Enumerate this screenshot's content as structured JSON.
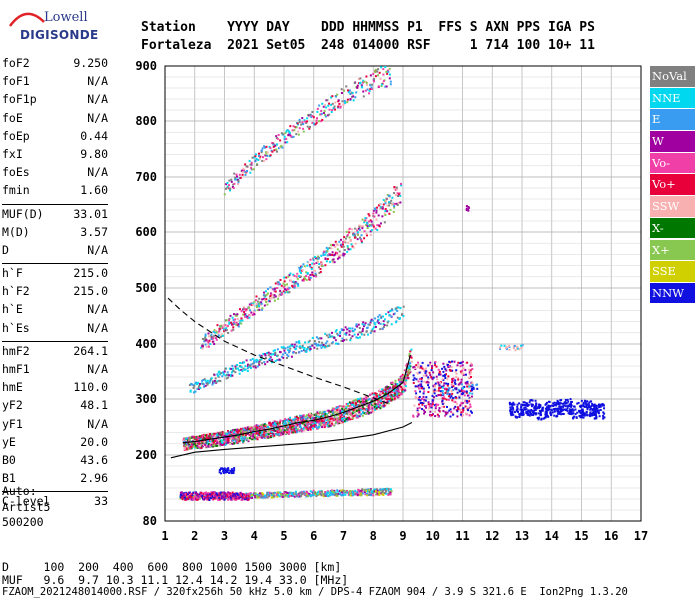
{
  "logo": {
    "line1": "Lowell",
    "line2": "DIGISONDE"
  },
  "header": {
    "row1": "Station    YYYY DAY    DDD HHMMSS P1  FFS S AXN PPS IGA PS",
    "row2": "Fortaleza  2021 Set05  248 014000 RSF     1 714 100 10+ 11"
  },
  "params": [
    [
      [
        "foF2",
        "9.250"
      ],
      [
        "foF1",
        "N/A"
      ],
      [
        "foF1p",
        "N/A"
      ],
      [
        "foE",
        "N/A"
      ],
      [
        "foEp",
        "0.44"
      ],
      [
        "fxI",
        "9.80"
      ],
      [
        "foEs",
        "N/A"
      ],
      [
        "fmin",
        "1.60"
      ]
    ],
    [
      [
        "MUF(D)",
        "33.01"
      ],
      [
        "M(D)",
        "3.57"
      ],
      [
        "D",
        "N/A"
      ]
    ],
    [
      [
        "h`F",
        "215.0"
      ],
      [
        "h`F2",
        "215.0"
      ],
      [
        "h`E",
        "N/A"
      ],
      [
        "h`Es",
        "N/A"
      ]
    ],
    [
      [
        "hmF2",
        "264.1"
      ],
      [
        "hmF1",
        "N/A"
      ],
      [
        "hmE",
        "110.0"
      ],
      [
        "yF2",
        "48.1"
      ],
      [
        "yF1",
        "N/A"
      ],
      [
        "yE",
        "20.0"
      ],
      [
        "B0",
        "43.6"
      ],
      [
        "B1",
        "2.96"
      ]
    ],
    [
      [
        "C-level",
        "33"
      ]
    ]
  ],
  "auto_text": [
    "Auto:",
    "Artist5",
    "500200"
  ],
  "legend": [
    {
      "label": "NoVal",
      "color": "#808080"
    },
    {
      "label": "NNE",
      "color": "#00d8f0"
    },
    {
      "label": "E",
      "color": "#3a9cf0"
    },
    {
      "label": "W",
      "color": "#a000a0"
    },
    {
      "label": "Vo-",
      "color": "#f040a8"
    },
    {
      "label": "Vo+",
      "color": "#e8003a"
    },
    {
      "label": "SSW",
      "color": "#f8b0b0"
    },
    {
      "label": "X-",
      "color": "#007800"
    },
    {
      "label": "X+",
      "color": "#88c850"
    },
    {
      "label": "SSE",
      "color": "#d0d000"
    },
    {
      "label": "NNW",
      "color": "#1010e0"
    }
  ],
  "bottom": {
    "d_row": "D     100  200  400  600  800 1000 1500 3000 [km]",
    "muf_row": "MUF   9.6  9.7 10.3 11.1 12.4 14.2 19.4 33.0 [MHz]",
    "footer": "FZAOM_2021248014000.RSF / 320fx256h 50 kHz 5.0 km / DPS-4 FZAOM 904 / 3.9 S 321.6 E  Ion2Png 1.3.20"
  },
  "chart_data": {
    "type": "scatter",
    "title": "",
    "xlabel": "",
    "ylabel": "",
    "xlim": [
      1,
      17
    ],
    "ylim": [
      80,
      900
    ],
    "x_ticks": [
      "1",
      "2",
      "3",
      "4",
      "5",
      "6",
      "7",
      "8",
      "9",
      "10",
      "11",
      "12",
      "13",
      "14",
      "15",
      "16",
      "17"
    ],
    "y_ticks": [
      "80",
      "200",
      "300",
      "400",
      "500",
      "600",
      "700",
      "800",
      "900"
    ],
    "y_tick_values": [
      80,
      200,
      300,
      400,
      500,
      600,
      700,
      800,
      900
    ],
    "grid": true,
    "traces": [
      {
        "name": "O-trace F2",
        "x": [
          1.6,
          2,
          2.5,
          3,
          3.5,
          4,
          4.5,
          5,
          5.5,
          6,
          6.5,
          7,
          7.5,
          8,
          8.5,
          9,
          9.25
        ],
        "y": [
          222,
          224,
          228,
          232,
          236,
          242,
          246,
          252,
          258,
          262,
          268,
          276,
          286,
          296,
          310,
          330,
          380
        ]
      },
      {
        "name": "second hop",
        "x": [
          2,
          2.5,
          3,
          3.5,
          4,
          4.5,
          5,
          5.5,
          6,
          6.5,
          7,
          7.5,
          8,
          8.5,
          9
        ],
        "y": [
          395,
          412,
          432,
          450,
          470,
          488,
          506,
          522,
          540,
          560,
          580,
          600,
          622,
          650,
          680
        ]
      },
      {
        "name": "third hop",
        "x": [
          3,
          3.5,
          4,
          4.5,
          5,
          5.5,
          6,
          6.5,
          7,
          7.5,
          8,
          8.5
        ],
        "y": [
          680,
          705,
          730,
          752,
          772,
          792,
          810,
          830,
          848,
          862,
          875,
          885
        ]
      },
      {
        "name": "spread",
        "x": [
          1.8,
          2.5,
          3,
          3.5,
          4,
          4.5,
          5,
          5.5,
          6,
          6.5,
          7,
          7.5,
          8,
          8.5,
          9
        ],
        "y": [
          320,
          334,
          348,
          358,
          368,
          378,
          386,
          395,
          402,
          410,
          418,
          426,
          436,
          446,
          460
        ]
      },
      {
        "name": "E-region",
        "x": [
          1.5,
          2,
          2.5,
          3,
          3.5,
          4,
          4.5,
          5,
          5.5,
          6,
          6.5,
          7,
          7.5,
          8,
          8.5
        ],
        "y": [
          125,
          126,
          126,
          127,
          128,
          128,
          129,
          130,
          131,
          132,
          132,
          133,
          134,
          134,
          135
        ]
      },
      {
        "name": "x-trace",
        "x": [
          12.8,
          13.2,
          13.6,
          14,
          14.4,
          14.8,
          15.2,
          15.5
        ],
        "y": [
          282,
          286,
          279,
          284,
          288,
          281,
          285,
          280
        ]
      },
      {
        "name": "spread cloud",
        "x": [
          9.3,
          9.6,
          9.9,
          10.2,
          10.5,
          10.8,
          11.1
        ],
        "y": [
          300,
          340,
          320,
          310,
          350,
          300,
          330
        ]
      }
    ],
    "profile_line": {
      "x": [
        1.2,
        2,
        3,
        4,
        5,
        6,
        7,
        8,
        9,
        9.3
      ],
      "y": [
        195,
        205,
        210,
        214,
        218,
        222,
        228,
        236,
        250,
        258
      ]
    },
    "dashed_line": {
      "x": [
        1.1,
        1.5,
        2,
        3,
        4,
        5,
        6,
        7,
        8,
        8.6
      ],
      "y": [
        482,
        462,
        440,
        405,
        380,
        360,
        340,
        322,
        302,
        290
      ]
    }
  }
}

To do: Scan the material line by line and report each one that contains "color".

Output of the task:
      "color": "#808080"
      "color": "#00d8f0"
      "color": "#3a9cf0"
      "color": "#a000a0"
      "color": "#f040a8"
      "color": "#e8003a"
      "color": "#f8b0b0"
      "color": "#007800"
      "color": "#88c850"
      "color": "#d0d000"
      "color": "#1010e0"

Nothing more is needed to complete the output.